[start]

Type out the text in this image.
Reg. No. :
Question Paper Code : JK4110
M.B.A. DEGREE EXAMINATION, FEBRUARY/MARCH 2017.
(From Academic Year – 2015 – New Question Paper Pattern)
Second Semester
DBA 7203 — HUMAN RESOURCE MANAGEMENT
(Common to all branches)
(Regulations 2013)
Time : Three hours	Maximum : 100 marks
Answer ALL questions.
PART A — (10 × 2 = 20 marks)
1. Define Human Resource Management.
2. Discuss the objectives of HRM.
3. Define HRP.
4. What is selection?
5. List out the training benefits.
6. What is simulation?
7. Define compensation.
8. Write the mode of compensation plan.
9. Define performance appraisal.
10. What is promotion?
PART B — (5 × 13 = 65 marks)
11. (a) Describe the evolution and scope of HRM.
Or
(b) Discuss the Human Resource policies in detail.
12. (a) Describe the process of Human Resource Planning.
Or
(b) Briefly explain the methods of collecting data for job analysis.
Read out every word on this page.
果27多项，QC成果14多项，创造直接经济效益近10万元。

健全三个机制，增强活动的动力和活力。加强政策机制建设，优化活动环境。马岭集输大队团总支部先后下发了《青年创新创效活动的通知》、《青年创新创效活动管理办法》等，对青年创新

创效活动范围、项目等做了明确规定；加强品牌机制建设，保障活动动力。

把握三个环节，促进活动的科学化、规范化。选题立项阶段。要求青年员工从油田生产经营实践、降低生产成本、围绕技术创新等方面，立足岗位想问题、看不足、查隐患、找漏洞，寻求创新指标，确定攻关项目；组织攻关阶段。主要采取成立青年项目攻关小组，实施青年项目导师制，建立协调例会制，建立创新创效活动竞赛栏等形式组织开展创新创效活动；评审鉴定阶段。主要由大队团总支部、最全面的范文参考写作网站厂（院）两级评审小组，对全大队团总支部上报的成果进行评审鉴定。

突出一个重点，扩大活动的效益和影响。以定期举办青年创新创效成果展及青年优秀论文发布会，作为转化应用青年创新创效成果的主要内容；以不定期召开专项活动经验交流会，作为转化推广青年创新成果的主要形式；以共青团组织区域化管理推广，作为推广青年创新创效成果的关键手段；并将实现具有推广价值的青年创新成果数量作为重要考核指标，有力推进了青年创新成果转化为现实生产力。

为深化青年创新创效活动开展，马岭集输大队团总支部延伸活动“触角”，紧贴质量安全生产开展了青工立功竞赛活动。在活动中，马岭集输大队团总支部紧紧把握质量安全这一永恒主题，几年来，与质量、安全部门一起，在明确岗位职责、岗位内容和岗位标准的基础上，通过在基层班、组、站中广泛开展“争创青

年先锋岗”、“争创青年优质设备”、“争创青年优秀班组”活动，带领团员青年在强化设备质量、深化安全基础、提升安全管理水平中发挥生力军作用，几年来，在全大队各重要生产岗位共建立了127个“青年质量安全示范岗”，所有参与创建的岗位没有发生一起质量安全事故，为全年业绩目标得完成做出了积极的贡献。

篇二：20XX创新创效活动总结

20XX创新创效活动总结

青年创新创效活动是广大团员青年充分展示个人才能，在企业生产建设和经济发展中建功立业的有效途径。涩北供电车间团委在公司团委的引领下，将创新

[end]

__YOUR TASK__
Which lines contain "Paper"? Copy each of them.

__PROBLEM SOLUTION__
Question Paper Code : JK4110
(From Academic Year – 2015 – New Question Paper Pattern)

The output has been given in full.